- [WORK TO DO]:
Determine which lines contain the word "subtitle", then copy those lines.

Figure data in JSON
......

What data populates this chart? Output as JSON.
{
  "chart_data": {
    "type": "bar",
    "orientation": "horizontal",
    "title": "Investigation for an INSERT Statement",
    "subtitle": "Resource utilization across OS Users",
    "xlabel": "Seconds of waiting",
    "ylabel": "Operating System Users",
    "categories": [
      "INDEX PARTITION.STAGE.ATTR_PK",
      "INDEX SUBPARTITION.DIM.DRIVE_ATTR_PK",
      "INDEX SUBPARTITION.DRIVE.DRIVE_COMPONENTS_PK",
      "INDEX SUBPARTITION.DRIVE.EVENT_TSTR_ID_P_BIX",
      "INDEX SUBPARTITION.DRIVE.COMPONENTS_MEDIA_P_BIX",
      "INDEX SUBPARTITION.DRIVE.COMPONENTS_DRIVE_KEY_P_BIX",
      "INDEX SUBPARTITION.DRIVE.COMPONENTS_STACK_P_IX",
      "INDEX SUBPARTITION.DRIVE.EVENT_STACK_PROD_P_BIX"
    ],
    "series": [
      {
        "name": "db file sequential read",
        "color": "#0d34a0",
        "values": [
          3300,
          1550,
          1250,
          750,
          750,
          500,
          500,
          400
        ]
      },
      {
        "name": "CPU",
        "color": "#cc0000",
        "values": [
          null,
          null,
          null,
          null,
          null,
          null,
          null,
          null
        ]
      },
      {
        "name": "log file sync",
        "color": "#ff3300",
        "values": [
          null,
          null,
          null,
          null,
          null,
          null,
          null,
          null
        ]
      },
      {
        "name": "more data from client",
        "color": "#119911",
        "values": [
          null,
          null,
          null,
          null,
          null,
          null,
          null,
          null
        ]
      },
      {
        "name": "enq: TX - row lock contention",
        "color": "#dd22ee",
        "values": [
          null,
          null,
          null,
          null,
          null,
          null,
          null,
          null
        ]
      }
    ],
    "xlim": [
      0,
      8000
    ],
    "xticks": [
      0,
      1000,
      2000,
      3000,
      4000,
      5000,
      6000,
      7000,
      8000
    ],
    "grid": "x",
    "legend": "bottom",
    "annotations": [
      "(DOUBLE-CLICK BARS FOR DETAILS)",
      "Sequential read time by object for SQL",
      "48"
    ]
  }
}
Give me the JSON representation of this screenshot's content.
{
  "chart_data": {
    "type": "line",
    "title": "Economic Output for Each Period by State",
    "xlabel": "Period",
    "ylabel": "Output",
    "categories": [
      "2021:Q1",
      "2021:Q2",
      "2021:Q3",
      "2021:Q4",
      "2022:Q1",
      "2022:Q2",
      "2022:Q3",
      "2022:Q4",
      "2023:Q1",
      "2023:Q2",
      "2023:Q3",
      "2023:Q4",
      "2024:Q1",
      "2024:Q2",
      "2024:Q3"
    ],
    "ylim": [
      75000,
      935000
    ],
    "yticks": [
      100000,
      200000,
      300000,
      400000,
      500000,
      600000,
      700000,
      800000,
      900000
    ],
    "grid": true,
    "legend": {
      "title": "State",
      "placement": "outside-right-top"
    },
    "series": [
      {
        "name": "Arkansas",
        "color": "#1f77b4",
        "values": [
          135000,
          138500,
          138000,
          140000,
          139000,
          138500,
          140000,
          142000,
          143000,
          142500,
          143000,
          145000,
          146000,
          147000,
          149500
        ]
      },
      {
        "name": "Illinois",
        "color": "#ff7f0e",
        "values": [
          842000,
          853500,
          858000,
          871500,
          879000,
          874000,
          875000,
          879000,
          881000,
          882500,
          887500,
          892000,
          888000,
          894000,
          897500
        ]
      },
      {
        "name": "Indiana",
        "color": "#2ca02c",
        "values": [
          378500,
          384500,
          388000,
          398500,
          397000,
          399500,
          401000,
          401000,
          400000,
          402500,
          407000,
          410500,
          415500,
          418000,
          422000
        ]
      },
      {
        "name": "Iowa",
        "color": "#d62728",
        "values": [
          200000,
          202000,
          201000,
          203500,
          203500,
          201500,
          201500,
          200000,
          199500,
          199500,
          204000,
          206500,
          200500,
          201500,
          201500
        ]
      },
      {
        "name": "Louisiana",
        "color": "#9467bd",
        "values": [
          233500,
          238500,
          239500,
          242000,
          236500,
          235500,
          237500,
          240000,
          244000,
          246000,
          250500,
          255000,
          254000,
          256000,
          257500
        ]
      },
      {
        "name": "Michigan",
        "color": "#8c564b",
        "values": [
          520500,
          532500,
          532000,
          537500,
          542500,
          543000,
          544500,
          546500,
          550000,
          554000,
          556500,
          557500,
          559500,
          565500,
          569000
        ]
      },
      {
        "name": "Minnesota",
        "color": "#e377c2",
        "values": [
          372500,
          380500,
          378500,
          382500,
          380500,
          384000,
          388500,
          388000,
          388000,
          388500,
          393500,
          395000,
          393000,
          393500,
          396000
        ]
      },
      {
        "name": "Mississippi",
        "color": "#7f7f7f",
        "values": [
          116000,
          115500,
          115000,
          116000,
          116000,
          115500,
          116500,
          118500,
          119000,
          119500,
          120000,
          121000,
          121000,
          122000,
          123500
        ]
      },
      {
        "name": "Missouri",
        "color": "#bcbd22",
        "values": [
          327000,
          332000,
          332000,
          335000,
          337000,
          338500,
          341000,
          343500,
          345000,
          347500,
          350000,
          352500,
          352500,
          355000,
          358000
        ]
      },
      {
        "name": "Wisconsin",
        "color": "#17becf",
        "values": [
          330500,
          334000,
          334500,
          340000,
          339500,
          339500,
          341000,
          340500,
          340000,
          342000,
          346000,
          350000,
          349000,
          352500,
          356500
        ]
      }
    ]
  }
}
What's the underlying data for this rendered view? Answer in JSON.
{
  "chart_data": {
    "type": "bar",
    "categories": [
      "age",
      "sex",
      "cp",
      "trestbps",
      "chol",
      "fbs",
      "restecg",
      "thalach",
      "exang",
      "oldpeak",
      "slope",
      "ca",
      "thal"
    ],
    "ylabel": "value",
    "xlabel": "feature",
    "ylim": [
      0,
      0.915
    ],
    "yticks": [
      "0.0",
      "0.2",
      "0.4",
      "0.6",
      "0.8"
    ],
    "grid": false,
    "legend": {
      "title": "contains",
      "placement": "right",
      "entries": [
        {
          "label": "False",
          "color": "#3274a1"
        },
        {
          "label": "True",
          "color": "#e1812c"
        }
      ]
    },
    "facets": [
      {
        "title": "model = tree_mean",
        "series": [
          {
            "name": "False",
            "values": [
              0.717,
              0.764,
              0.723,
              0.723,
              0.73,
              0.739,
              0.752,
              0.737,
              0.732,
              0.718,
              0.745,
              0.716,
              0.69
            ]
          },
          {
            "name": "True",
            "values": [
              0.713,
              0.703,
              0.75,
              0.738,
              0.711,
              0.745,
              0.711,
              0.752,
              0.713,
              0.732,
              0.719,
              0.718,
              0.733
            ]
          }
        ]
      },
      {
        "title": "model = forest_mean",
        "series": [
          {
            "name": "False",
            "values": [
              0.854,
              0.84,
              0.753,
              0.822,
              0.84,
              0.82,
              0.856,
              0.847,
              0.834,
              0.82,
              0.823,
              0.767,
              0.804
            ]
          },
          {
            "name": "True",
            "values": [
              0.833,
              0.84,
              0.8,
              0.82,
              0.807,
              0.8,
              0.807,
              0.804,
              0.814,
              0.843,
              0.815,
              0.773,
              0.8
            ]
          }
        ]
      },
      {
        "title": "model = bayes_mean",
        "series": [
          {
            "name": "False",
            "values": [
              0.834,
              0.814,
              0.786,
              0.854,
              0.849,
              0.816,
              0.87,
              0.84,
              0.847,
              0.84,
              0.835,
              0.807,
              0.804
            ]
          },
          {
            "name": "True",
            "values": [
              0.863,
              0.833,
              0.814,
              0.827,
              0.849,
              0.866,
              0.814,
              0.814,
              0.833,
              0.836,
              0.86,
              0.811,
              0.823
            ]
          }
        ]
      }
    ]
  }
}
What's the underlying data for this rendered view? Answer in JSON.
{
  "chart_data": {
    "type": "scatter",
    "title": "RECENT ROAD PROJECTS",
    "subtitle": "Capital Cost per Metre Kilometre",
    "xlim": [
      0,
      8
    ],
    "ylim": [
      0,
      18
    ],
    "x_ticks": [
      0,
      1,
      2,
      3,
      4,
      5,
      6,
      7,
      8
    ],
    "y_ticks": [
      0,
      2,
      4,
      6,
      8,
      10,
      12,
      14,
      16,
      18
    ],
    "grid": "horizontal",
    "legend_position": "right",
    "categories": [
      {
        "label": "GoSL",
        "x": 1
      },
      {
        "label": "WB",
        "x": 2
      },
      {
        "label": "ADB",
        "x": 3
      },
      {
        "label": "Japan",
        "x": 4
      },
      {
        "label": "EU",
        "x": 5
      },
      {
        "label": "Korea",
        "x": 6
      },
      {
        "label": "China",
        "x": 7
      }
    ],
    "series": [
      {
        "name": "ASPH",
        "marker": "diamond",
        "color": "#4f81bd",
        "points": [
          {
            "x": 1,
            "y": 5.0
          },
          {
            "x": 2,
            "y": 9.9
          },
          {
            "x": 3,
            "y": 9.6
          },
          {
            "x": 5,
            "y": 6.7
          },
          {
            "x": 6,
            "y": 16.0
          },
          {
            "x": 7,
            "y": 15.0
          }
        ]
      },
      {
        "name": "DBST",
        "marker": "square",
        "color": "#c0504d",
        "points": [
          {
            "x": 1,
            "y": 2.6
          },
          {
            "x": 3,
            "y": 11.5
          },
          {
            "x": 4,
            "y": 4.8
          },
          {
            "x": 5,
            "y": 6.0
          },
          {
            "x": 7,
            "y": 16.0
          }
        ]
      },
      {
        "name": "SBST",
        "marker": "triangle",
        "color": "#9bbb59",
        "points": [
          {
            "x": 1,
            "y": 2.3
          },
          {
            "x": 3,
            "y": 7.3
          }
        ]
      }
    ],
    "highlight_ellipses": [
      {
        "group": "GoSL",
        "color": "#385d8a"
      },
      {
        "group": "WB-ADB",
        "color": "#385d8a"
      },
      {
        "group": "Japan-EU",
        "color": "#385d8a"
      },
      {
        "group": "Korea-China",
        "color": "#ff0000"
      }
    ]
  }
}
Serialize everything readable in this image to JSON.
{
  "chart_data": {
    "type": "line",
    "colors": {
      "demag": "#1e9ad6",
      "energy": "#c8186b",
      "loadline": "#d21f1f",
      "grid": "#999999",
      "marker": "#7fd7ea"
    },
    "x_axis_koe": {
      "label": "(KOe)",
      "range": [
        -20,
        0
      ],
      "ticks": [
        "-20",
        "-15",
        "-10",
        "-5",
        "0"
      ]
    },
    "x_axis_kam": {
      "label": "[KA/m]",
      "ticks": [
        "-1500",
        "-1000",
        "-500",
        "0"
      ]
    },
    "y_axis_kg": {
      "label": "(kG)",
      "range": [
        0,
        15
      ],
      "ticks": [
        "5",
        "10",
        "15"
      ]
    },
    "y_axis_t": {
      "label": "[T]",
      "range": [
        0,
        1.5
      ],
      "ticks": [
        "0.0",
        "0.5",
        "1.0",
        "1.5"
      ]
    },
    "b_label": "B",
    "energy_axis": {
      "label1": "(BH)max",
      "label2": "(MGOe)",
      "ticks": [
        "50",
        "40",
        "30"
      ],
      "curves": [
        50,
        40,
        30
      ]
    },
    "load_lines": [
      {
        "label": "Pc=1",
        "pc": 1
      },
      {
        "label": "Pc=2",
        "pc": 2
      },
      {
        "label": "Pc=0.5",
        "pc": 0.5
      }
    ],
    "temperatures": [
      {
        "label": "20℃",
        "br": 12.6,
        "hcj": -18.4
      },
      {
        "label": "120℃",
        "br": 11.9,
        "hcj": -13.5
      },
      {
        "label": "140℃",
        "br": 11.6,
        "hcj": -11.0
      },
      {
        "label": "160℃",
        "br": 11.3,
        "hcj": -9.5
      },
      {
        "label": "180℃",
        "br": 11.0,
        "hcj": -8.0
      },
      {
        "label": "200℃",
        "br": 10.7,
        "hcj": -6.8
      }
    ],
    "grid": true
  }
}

......

- [COMPLETE OUTPUT]:
    "subtitle": "Resource utilization across OS Users",
    "subtitle": "Capital Cost per Metre Kilometre",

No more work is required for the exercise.